- **Text excerpt**:
How do you graph, find the intercepts and state the domain and range of #f(x)=2-2^x#?

1 Answer
Jun 8, 2018

Answer:

Refer points below.

Explanation:

  1. We have to find out the Zeroes of the #f(x)# .
    #f(x)=2-2^x=0#
    #=>##2^x=2#
    #=>##x=1#
    We have one point on the graph is #(1,0)#
  2. First Derivative Test:
    We have find first derivative of #f(x)#.
    #f(x)=2-2^x#
    #f'(x)=-2^xln2#
    Note that #f'(x)# is always negative as#2^x>0# and #ln2>0#.
    #f'(x)<0# for #AA x inRR#
    #=># #f(x)#is always deceasing.-------(By First Derivative Test).
  3. Second Derivative Test:
    We have,
    #f(x)=2-2^x#
    #f'(x)=-2^xln2#
    #f''(x)=-2^x(ln2)^2#
    Note that #f''(x)# is always negative.
    #f''(x)<0# for #AA x inRR#
    #=># #f(x)#is always concave downward.-------(By second Derivative Test).
  4. Points on co-ordinate axes:
    We have already a point on #x#-axis i.e.#(1,0)# (as stated in point No. 1).
    We have to find out a point on #y#-axis.
    So, put #x=0# in #f(x)#
    #f(x)=2-2^x#
    #:.##f(0)=2-2^0#
    #:.##f(0)=2-1#
    #:.##f(0)=1#
  5. Domain:
    Clearly there is not any point for which #f(x)# is not defined.
    Hence, #D_f=(-oo,oo)#
  6. Range:
    #f(x)# cannot exceed the #y=2#. Also, #f(x)# cannot achieve #y=2#
    Hence, #R_f=(-oo,2)#
  7. Intercepts:
    #x#-intercept= 1 unit
    #y#-intercept= 1 unit
    We have found it by point No.4.
  8. Graph:
    By above Points we are able to draw the graph.
    graph{2-2^x [-10, 10, -5, 5]}

- **To-do list**:
• 1. In the worked answer on f(x)=2-2^x, which point does the zero of the function give on the graph?
• 2. List the headings of numbered points 2 through 8 in the worked answer on f(x)=2-2^x.
• 3. Summarize the worked answer on f(x)=2-2^x in two sentences.
None of the data is needed here.

- **Provided records**:
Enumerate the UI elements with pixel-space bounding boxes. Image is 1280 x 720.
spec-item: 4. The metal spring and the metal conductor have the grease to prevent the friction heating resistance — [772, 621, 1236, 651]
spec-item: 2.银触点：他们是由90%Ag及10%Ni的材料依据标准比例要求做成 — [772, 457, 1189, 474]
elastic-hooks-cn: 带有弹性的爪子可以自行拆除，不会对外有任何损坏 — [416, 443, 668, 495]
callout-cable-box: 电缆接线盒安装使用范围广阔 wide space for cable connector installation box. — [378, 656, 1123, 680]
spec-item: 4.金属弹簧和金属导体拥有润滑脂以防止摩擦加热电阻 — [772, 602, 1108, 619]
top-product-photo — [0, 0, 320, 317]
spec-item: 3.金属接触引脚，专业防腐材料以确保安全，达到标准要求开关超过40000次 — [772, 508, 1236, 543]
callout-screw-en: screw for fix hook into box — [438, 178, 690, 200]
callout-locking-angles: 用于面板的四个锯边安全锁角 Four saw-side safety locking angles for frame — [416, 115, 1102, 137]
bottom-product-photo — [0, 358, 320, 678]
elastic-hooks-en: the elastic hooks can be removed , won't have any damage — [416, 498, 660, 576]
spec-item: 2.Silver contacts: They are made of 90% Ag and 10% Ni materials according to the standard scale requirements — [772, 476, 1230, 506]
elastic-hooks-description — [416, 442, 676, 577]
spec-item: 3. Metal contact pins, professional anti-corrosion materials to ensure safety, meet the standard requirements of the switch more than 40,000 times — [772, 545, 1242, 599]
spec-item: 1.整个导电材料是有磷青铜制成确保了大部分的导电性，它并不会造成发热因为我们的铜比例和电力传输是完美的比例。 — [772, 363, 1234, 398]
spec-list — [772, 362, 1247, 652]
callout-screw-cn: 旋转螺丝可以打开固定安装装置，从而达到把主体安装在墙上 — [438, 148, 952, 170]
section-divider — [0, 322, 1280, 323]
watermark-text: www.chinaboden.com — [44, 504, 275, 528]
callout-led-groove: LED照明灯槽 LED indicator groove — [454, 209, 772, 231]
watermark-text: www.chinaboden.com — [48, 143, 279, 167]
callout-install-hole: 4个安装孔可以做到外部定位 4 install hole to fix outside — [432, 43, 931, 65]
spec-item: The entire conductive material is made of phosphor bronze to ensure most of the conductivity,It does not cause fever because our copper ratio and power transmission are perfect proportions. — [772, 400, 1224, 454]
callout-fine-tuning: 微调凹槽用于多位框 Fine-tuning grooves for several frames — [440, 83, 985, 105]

- **Complete answers**:
• 1. The point (1,0).

• 2. First Derivative Test; Second Derivative Test; Points on co-ordinate axes; Domain; Range; Intercepts; Graph

• 3. The worked answer finds the zero of f(x)=2-2^x at x=1 and uses the first and second derivatives to show that the function is always decreasing and always concave downward. It gives the domain as (-∞, ∞) and the range as (-∞, 2), finds an x-intercept and a y-intercept of 1 unit each, and uses these points to draw the graph.